→ Information shown:
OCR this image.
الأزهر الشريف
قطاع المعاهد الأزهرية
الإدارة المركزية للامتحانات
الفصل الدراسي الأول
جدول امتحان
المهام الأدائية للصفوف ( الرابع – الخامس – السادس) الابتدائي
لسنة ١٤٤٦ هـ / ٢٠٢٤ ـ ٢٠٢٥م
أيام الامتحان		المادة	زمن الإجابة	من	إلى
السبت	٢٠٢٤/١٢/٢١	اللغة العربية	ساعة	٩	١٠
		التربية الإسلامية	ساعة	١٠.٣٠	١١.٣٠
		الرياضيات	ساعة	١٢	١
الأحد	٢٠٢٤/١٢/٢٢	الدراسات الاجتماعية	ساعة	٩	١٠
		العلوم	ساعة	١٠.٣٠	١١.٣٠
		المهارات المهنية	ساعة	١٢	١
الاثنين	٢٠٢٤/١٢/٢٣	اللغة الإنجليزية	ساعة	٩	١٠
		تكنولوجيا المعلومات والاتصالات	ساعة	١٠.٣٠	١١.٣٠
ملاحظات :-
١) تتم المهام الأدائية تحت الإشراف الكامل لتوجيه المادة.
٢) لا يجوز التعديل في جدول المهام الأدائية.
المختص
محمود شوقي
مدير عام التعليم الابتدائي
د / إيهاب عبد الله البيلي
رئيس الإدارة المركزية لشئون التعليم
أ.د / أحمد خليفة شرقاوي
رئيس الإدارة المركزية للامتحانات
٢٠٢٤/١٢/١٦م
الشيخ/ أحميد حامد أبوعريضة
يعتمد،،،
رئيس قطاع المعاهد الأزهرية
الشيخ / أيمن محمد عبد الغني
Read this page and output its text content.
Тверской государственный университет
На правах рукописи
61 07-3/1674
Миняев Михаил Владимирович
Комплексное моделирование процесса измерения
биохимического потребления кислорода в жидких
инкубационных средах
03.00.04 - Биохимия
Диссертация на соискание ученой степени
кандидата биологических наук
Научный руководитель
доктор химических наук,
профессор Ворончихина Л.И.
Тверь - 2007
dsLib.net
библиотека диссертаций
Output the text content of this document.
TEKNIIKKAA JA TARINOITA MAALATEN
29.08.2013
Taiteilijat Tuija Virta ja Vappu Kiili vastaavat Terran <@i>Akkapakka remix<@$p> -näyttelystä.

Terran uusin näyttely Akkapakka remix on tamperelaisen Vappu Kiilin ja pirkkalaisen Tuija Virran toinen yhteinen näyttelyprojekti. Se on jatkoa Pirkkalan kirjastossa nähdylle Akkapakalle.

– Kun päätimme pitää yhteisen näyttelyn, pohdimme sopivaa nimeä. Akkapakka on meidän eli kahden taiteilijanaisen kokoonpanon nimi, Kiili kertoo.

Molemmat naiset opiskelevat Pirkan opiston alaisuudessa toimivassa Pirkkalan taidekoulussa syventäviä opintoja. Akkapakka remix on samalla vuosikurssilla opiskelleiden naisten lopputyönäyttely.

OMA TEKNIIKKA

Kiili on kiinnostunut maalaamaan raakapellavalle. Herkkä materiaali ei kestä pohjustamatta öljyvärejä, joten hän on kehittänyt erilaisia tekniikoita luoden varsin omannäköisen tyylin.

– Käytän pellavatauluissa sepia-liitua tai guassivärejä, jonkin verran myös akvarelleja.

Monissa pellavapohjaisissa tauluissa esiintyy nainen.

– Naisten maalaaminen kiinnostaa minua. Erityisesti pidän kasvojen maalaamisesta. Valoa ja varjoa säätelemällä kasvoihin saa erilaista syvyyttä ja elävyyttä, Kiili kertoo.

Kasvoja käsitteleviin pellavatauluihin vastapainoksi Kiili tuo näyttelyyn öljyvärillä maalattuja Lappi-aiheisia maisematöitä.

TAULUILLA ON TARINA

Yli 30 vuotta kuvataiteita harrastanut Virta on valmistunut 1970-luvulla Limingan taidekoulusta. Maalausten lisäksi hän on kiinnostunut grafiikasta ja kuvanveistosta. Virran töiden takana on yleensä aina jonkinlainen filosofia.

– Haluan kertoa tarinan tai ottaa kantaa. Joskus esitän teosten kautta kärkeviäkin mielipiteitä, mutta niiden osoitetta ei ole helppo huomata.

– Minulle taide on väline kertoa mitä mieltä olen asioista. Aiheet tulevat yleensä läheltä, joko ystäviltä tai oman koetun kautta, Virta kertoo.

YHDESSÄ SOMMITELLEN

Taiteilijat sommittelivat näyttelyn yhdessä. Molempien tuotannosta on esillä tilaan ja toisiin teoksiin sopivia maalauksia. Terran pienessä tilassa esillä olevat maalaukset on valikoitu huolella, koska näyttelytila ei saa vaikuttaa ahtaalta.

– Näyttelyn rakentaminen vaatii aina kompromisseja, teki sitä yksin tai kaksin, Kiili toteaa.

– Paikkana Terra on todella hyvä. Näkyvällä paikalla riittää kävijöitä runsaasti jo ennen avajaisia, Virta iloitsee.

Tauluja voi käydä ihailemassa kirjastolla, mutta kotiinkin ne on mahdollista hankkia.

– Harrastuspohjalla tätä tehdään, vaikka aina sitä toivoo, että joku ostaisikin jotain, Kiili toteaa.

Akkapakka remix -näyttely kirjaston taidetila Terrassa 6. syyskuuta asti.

→ Exercise requirements: Count the lines above in which the word "للامتحانات" appears, then state only that count.

→ Result: 2